#### [Selected passage]
┄┄┄┄┄┄┄┄┄┄

SILO is an industry leader in the mushroom/psychedelics space. With current operations ongoing in Jamaica for psilocybin cultivation and retreats, SILO seeks to become the predominant leader in the mushroom industry globally. SILO plans to quickly expand operations and sales to the states and provinces that legalize mushrooms. SILO has a sophisticated technical team that has created a patent-pending nasal spray to allow microdosing of mushrooms. SILO is currently undergoing final steps for a go-public event that will allow investors to access the mushroom space as one of the few companies that have revenue.
For further information, please contact:
Yukoterre Resources Inc.
Chief Executive Officer
Tel: (416) 861-2262
E-mail: [email protected]
CAUTIONARY NOTE REGARDING FORWARD-LOOKING INFORMATION:
This news release contains “forward-looking information” and “forward-looking statements” (collectively, “forward-looking statements”) within the meaning of the applicable Canadian securities legislation. All statements, other than statements of historical fact, are forward-looking statements and are based on expectations, estimates and projections as at the date of this news release. Any statement that involves discussions with respect to predictions, expectations, beliefs, plans, projections, objectives, assumptions, future events or performance (often but not always using phrases such as “expects”, or “does not expect”, “is expected”, “anticipates” or “does not anticipate”, “plans”, “budget”, “scheduled”, “forecasts”, “estimates”, “believes” or “intends” or variations of such words and phrases or stating that certain actions, events or results “may” or “could”, “would”, “might” or “will” be taken to occur or be achieved) are not statements of historical fact and may be forward-looking statements. In this news release, forward-looking statements relate, among other things, to: the Private Placement, the Proposed Transaction and the proposed annual general and special meeting of shareholders of Yukoterre and the items of business thereunder. Forward-looking statements are necessarily based upon a number of estimates and assumptions that, while considered reasonable, are subject to known and unknown risks, uncertainties, and other factors which may cause the actual results and future events to differ materially from those expressed or implied by such forward-looking statements. Such factors include, but are not limited to: general business, economic, competitive, political and social uncertainties; and the delay or failure to receive board, shareholder or regulatory approvals. There can be no assurance that such statements will prove to be accurate, as actual results and future events could differ materially from those anticipated in such statements. Accordingly, readers should not place undue reliance on the forward-looking statements and information contained in this news release.

┄┄┄┄┄┄┄┄┄┄

#### [Entries shown]
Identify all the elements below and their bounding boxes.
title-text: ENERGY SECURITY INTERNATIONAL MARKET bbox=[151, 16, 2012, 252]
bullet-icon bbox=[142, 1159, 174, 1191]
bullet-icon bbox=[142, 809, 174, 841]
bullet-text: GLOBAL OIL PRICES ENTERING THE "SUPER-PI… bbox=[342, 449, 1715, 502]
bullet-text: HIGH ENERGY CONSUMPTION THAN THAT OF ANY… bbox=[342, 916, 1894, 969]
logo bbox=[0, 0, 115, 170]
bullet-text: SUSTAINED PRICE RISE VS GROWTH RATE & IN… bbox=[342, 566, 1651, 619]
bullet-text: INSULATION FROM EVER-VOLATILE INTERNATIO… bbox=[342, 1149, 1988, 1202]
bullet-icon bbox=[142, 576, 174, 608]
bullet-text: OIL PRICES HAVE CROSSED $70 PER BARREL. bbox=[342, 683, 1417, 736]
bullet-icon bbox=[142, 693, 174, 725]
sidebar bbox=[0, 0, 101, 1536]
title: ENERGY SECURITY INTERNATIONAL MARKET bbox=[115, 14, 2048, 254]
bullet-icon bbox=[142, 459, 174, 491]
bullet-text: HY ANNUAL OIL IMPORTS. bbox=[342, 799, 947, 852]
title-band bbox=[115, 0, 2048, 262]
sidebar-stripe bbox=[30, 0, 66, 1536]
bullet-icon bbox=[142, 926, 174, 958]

┄┄┄┄┄┄┄┄┄┄

#### [Activity]
According to the news release about SILO, why should readers not place undue reliance on its forward-looking statements? Answer in one to three sentences. The material has no connection to the news release.

#### [Expected answer]
There can be no assurance that the forward-looking statements will prove accurate. Actual results and future events could differ materially from those anticipated, because the statements rest on estimates and assumptions that are subject to known and unknown risks, uncertainties, and other factors.